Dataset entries
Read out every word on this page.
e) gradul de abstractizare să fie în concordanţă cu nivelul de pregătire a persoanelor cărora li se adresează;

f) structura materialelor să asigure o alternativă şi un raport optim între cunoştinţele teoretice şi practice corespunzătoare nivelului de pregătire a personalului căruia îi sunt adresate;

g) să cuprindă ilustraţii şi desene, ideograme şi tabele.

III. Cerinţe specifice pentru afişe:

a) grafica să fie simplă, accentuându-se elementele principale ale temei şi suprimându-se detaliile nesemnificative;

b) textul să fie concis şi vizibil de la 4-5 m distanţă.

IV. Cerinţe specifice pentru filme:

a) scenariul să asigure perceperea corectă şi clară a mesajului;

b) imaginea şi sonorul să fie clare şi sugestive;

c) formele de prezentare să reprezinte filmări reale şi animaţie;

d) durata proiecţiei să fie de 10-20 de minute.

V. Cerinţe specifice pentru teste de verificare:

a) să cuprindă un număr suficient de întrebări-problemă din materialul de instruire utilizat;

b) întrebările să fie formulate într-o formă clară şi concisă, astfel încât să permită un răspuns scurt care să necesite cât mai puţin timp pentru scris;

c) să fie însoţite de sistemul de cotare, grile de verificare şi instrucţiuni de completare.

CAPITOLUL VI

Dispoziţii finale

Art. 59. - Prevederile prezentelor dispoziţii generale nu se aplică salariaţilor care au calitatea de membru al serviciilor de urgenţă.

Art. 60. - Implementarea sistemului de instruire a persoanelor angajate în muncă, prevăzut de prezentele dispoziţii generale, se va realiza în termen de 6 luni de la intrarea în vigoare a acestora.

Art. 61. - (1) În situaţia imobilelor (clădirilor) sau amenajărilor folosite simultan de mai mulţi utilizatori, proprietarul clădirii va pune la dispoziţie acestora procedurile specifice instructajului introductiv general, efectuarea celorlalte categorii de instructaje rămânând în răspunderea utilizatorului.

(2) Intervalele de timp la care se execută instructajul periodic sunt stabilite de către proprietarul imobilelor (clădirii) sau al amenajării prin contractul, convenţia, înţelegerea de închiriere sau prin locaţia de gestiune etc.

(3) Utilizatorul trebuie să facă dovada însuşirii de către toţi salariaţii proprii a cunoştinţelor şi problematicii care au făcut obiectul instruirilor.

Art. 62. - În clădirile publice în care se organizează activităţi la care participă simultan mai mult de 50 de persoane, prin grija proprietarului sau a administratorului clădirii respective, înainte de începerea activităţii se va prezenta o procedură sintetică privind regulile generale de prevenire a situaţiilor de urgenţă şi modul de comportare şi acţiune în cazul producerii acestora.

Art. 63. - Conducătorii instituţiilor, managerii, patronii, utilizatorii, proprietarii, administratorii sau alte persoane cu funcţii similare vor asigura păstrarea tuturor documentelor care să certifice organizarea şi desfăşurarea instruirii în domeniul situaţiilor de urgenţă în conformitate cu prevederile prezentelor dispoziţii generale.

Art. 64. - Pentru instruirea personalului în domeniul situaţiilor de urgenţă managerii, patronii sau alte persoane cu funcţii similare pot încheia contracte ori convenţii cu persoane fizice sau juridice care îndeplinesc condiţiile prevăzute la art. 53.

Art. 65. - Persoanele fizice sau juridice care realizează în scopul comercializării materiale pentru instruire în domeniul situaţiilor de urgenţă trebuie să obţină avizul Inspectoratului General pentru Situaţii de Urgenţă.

What is needed:
All of the material above needs to be retyped word for word.

Task solution:
Read out every word on this page.
e) gradul de abstractizare să fie în concordanţă cu nivelul de pregătire a persoanelor cărora li se adresează;

f) structura materialelor să asigure o alternativă şi un raport optim între cunoştinţele teoretice şi practice corespunzătoare nivelului de pregătire a personalului căruia îi sunt adresate;

g) să cuprindă ilustraţii şi desene, ideograme şi tabele.

III. Cerinţe specifice pentru afişe:

a) grafica să fie simplă, accentuându-se elementele principale ale temei şi suprimându-se detaliile nesemnificative;

b) textul să fie concis şi vizibil de la 4-5 m distanţă.

IV. Cerinţe specifice pentru filme:

a) scenariul să asigure perceperea corectă şi clară a mesajului;

b) imaginea şi sonorul să fie clare şi sugestive;

c) formele de prezentare să reprezinte filmări reale şi animaţie;

d) durata proiecţiei să fie de 10-20 de minute.

V. Cerinţe specifice pentru teste de verificare:

a) să cuprindă un număr suficient de întrebări-problemă din materialul de instruire utilizat;

b) întrebările să fie formulate într-o formă clară şi concisă, astfel încât să permită un răspuns scurt care să necesite cât mai puţin timp pentru scris;

c) să fie însoţite de sistemul de cotare, grile de verificare şi instrucţiuni de completare.

CAPITOLUL VI

Dispoziţii finale

Art. 59. - Prevederile prezentelor dispoziţii generale nu se aplică salariaţilor care au calitatea de membru al serviciilor de urgenţă.

Art. 60. - Implementarea sistemului de instruire a persoanelor angajate în muncă, prevăzut de prezentele dispoziţii generale, se va realiza în termen de 6 luni de la intrarea în vigoare a acestora.

Art. 61. - (1) În situaţia imobilelor (clădirilor) sau amenajărilor folosite simultan de mai mulţi utilizatori, proprietarul clădirii va pune la dispoziţie acestora procedurile specifice instructajului introductiv general, efectuarea celorlalte categorii de instructaje rămânând în răspunderea utilizatorului.

(2) Intervalele de timp la care se execută instructajul periodic sunt stabilite de către proprietarul imobilelor (clădirii) sau al amenajării prin contractul, convenţia, înţelegerea de închiriere sau prin locaţia de gestiune etc.

(3) Utilizatorul trebuie să facă dovada însuşirii de către toţi salariaţii proprii a cunoştinţelor şi problematicii care au făcut obiectul instruirilor.

Art. 62. - În clădirile publice în care se organizează activităţi la care participă simultan mai mult de 50 de persoane, prin grija proprietarului sau a administratorului clădirii respective, înainte de începerea activităţii se va prezenta o procedură sintetică privind regulile generale de prevenire a situaţiilor de urgenţă şi modul de comportare şi acţiune în cazul producerii acestora.

Art. 63. - Conducătorii instituţiilor, managerii, patronii, utilizatorii, proprietarii, administratorii sau alte persoane cu funcţii similare vor asigura păstrarea tuturor documentelor care să certifice organizarea şi desfăşurarea instruirii în domeniul situaţiilor de urgenţă în conformitate cu prevederile prezentelor dispoziţii generale.

Art. 64. - Pentru instruirea personalului în domeniul situaţiilor de urgenţă managerii, patronii sau alte persoane cu funcţii similare pot încheia contracte ori convenţii cu persoane fizice sau juridice care îndeplinesc condiţiile prevăzute la art. 53.

Art. 65. - Persoanele fizice sau juridice care realizează în scopul comercializării materiale pentru instruire în domeniul situaţiilor de urgenţă trebuie să obţină avizul Inspectoratului General pentru Situaţii de Urgenţă.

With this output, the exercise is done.